Goal: Write out the records word for word, with no pictures.

Records shown:
- - -
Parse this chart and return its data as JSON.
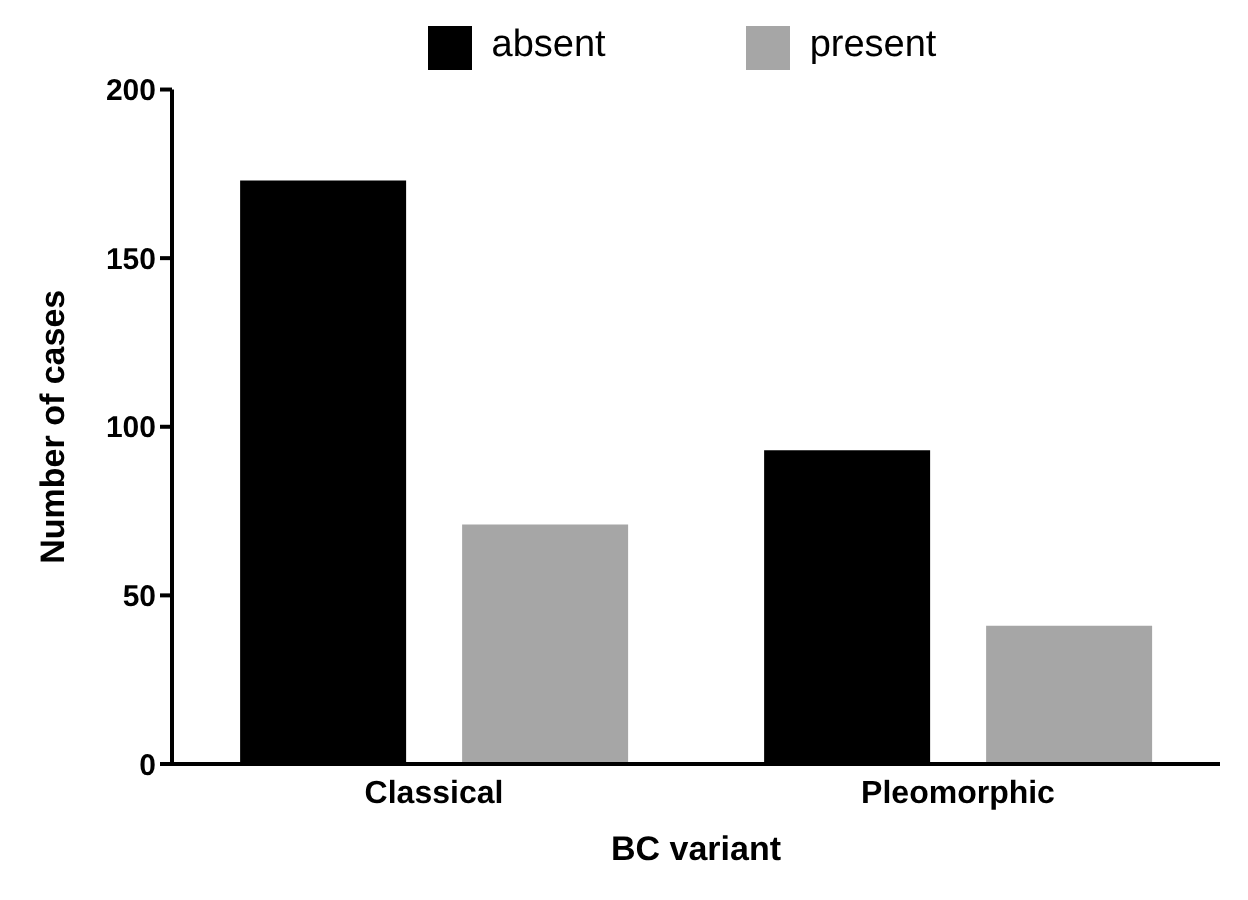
{
  "chart_data": {
    "type": "bar",
    "xlabel": "BC variant",
    "ylabel": "Number of cases",
    "categories": [
      "Classical",
      "Pleomorphic"
    ],
    "series": [
      {
        "name": "absent",
        "color": "#000000",
        "values": [
          173,
          93
        ]
      },
      {
        "name": "present",
        "color": "#a6a6a6",
        "values": [
          71,
          41
        ]
      }
    ],
    "ylim": [
      0,
      200
    ],
    "yticks": [
      0,
      50,
      100,
      150,
      200
    ],
    "grid": false,
    "legend": "top"
  }
}
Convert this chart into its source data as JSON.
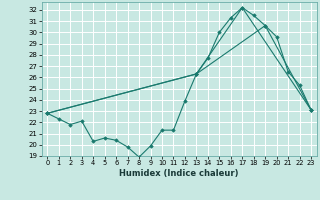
- - -
Finished exercise:
Parse this chart and return its data as JSON.
{
  "chart_data": {
    "type": "bar",
    "xlabel": "BC variant",
    "ylabel": "Number of cases",
    "categories": [
      "Classical",
      "Pleomorphic"
    ],
    "series": [
      {
        "name": "absent",
        "color": "#000000",
        "values": [
          173,
          93
        ]
      },
      {
        "name": "present",
        "color": "#a6a6a6",
        "values": [
          71,
          41
        ]
      }
    ],
    "ylim": [
      0,
      200
    ],
    "yticks": [
      0,
      50,
      100,
      150,
      200
    ],
    "grid": false,
    "legend": "top"
  }
}
Convert this chart into its source data as JSON.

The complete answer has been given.